▸ Exercise details
Please print all of the material below, word for word.

+++ The records

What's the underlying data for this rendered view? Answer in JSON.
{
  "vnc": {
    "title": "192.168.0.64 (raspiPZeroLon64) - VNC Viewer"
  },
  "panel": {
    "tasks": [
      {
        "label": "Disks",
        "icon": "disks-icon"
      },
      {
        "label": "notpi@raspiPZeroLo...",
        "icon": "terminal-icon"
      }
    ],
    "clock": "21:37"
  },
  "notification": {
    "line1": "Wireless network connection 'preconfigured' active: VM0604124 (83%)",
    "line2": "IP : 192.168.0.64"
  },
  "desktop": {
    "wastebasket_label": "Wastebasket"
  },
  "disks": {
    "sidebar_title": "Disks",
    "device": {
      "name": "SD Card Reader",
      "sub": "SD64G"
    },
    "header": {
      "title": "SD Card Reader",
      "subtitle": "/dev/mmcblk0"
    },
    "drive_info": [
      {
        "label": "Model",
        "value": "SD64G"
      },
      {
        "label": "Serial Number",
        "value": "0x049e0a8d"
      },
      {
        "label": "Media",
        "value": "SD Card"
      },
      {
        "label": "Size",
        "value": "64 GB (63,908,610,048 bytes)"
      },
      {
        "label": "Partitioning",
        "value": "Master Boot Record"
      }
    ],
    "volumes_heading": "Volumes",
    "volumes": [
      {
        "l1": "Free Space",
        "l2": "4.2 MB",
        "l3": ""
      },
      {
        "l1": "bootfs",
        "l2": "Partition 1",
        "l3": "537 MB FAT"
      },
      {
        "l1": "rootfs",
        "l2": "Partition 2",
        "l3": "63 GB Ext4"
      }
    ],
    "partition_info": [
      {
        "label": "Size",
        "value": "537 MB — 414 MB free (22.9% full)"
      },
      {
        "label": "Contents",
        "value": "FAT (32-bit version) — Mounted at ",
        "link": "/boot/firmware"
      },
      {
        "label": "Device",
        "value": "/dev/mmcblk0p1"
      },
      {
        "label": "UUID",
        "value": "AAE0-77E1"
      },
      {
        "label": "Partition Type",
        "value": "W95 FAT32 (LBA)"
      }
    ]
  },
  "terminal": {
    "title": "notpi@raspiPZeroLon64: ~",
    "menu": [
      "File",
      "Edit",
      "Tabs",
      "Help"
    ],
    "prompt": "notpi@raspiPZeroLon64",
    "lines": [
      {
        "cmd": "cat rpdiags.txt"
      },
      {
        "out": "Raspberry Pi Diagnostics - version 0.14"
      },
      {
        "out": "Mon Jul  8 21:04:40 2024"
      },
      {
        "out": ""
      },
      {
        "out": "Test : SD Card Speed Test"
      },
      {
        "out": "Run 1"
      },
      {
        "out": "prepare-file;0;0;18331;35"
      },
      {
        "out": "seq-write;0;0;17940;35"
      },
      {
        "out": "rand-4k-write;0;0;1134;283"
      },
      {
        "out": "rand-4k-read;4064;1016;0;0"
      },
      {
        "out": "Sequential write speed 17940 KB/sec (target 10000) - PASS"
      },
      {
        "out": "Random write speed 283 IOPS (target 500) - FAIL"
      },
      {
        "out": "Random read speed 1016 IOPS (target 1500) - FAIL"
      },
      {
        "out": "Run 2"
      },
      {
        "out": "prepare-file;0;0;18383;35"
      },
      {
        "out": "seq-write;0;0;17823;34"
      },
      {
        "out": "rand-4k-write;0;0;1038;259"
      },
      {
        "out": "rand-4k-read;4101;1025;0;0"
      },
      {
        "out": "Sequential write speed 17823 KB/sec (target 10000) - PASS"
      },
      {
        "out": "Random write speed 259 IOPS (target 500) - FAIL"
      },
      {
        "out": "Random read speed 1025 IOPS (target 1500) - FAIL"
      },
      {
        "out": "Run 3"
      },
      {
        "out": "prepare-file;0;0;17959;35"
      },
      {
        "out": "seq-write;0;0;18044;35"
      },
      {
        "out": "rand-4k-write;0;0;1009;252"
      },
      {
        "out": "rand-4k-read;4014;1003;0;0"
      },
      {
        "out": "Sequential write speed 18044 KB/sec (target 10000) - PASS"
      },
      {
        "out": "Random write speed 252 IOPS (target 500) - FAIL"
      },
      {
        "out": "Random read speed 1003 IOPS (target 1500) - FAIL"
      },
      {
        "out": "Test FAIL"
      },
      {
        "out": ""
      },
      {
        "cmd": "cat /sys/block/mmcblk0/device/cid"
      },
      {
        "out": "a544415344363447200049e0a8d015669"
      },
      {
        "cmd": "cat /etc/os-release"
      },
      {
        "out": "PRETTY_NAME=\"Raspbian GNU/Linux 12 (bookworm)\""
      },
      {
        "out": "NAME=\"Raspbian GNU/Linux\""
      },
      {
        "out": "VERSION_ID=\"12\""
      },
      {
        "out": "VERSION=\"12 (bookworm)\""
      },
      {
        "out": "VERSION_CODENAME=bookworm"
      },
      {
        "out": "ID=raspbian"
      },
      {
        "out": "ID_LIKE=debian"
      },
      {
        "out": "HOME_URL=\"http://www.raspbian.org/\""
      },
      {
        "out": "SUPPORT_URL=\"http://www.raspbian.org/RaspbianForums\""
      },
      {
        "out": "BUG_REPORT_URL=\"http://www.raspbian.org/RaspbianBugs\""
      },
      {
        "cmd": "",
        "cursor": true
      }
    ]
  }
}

++++++

▸ Answer to this task
What's the underlying data for this rendered view? Answer in JSON.
{
  "vnc": {
    "title": "192.168.0.64 (raspiPZeroLon64) - VNC Viewer"
  },
  "panel": {
    "tasks": [
      {
        "label": "Disks",
        "icon": "disks-icon"
      },
      {
        "label": "notpi@raspiPZeroLo...",
        "icon": "terminal-icon"
      }
    ],
    "clock": "21:37"
  },
  "notification": {
    "line1": "Wireless network connection 'preconfigured' active: VM0604124 (83%)",
    "line2": "IP : 192.168.0.64"
  },
  "desktop": {
    "wastebasket_label": "Wastebasket"
  },
  "disks": {
    "sidebar_title": "Disks",
    "device": {
      "name": "SD Card Reader",
      "sub": "SD64G"
    },
    "header": {
      "title": "SD Card Reader",
      "subtitle": "/dev/mmcblk0"
    },
    "drive_info": [
      {
        "label": "Model",
        "value": "SD64G"
      },
      {
        "label": "Serial Number",
        "value": "0x049e0a8d"
      },
      {
        "label": "Media",
        "value": "SD Card"
      },
      {
        "label": "Size",
        "value": "64 GB (63,908,610,048 bytes)"
      },
      {
        "label": "Partitioning",
        "value": "Master Boot Record"
      }
    ],
    "volumes_heading": "Volumes",
    "volumes": [
      {
        "l1": "Free Space",
        "l2": "4.2 MB",
        "l3": ""
      },
      {
        "l1": "bootfs",
        "l2": "Partition 1",
        "l3": "537 MB FAT"
      },
      {
        "l1": "rootfs",
        "l2": "Partition 2",
        "l3": "63 GB Ext4"
      }
    ],
    "partition_info": [
      {
        "label": "Size",
        "value": "537 MB — 414 MB free (22.9% full)"
      },
      {
        "label": "Contents",
        "value": "FAT (32-bit version) — Mounted at ",
        "link": "/boot/firmware"
      },
      {
        "label": "Device",
        "value": "/dev/mmcblk0p1"
      },
      {
        "label": "UUID",
        "value": "AAE0-77E1"
      },
      {
        "label": "Partition Type",
        "value": "W95 FAT32 (LBA)"
      }
    ]
  },
  "terminal": {
    "title": "notpi@raspiPZeroLon64: ~",
    "menu": [
      "File",
      "Edit",
      "Tabs",
      "Help"
    ],
    "prompt": "notpi@raspiPZeroLon64",
    "lines": [
      {
        "cmd": "cat rpdiags.txt"
      },
      {
        "out": "Raspberry Pi Diagnostics - version 0.14"
      },
      {
        "out": "Mon Jul  8 21:04:40 2024"
      },
      {
        "out": ""
      },
      {
        "out": "Test : SD Card Speed Test"
      },
      {
        "out": "Run 1"
      },
      {
        "out": "prepare-file;0;0;18331;35"
      },
      {
        "out": "seq-write;0;0;17940;35"
      },
      {
        "out": "rand-4k-write;0;0;1134;283"
      },
      {
        "out": "rand-4k-read;4064;1016;0;0"
      },
      {
        "out": "Sequential write speed 17940 KB/sec (target 10000) - PASS"
      },
      {
        "out": "Random write speed 283 IOPS (target 500) - FAIL"
      },
      {
        "out": "Random read speed 1016 IOPS (target 1500) - FAIL"
      },
      {
        "out": "Run 2"
      },
      {
        "out": "prepare-file;0;0;18383;35"
      },
      {
        "out": "seq-write;0;0;17823;34"
      },
      {
        "out": "rand-4k-write;0;0;1038;259"
      },
      {
        "out": "rand-4k-read;4101;1025;0;0"
      },
      {
        "out": "Sequential write speed 17823 KB/sec (target 10000) - PASS"
      },
      {
        "out": "Random write speed 259 IOPS (target 500) - FAIL"
      },
      {
        "out": "Random read speed 1025 IOPS (target 1500) - FAIL"
      },
      {
        "out": "Run 3"
      },
      {
        "out": "prepare-file;0;0;17959;35"
      },
      {
        "out": "seq-write;0;0;18044;35"
      },
      {
        "out": "rand-4k-write;0;0;1009;252"
      },
      {
        "out": "rand-4k-read;4014;1003;0;0"
      },
      {
        "out": "Sequential write speed 18044 KB/sec (target 10000) - PASS"
      },
      {
        "out": "Random write speed 252 IOPS (target 500) - FAIL"
      },
      {
        "out": "Random read speed 1003 IOPS (target 1500) - FAIL"
      },
      {
        "out": "Test FAIL"
      },
      {
        "out": ""
      },
      {
        "cmd": "cat /sys/block/mmcblk0/device/cid"
      },
      {
        "out": "a544415344363447200049e0a8d015669"
      },
      {
        "cmd": "cat /etc/os-release"
      },
      {
        "out": "PRETTY_NAME=\"Raspbian GNU/Linux 12 (bookworm)\""
      },
      {
        "out": "NAME=\"Raspbian GNU/Linux\""
      },
      {
        "out": "VERSION_ID=\"12\""
      },
      {
        "out": "VERSION=\"12 (bookworm)\""
      },
      {
        "out": "VERSION_CODENAME=bookworm"
      },
      {
        "out": "ID=raspbian"
      },
      {
        "out": "ID_LIKE=debian"
      },
      {
        "out": "HOME_URL=\"http://www.raspbian.org/\""
      },
      {
        "out": "SUPPORT_URL=\"http://www.raspbian.org/RaspbianForums\""
      },
      {
        "out": "BUG_REPORT_URL=\"http://www.raspbian.org/RaspbianBugs\""
      },
      {
        "cmd": "",
        "cursor": true
      }
    ]
  }
}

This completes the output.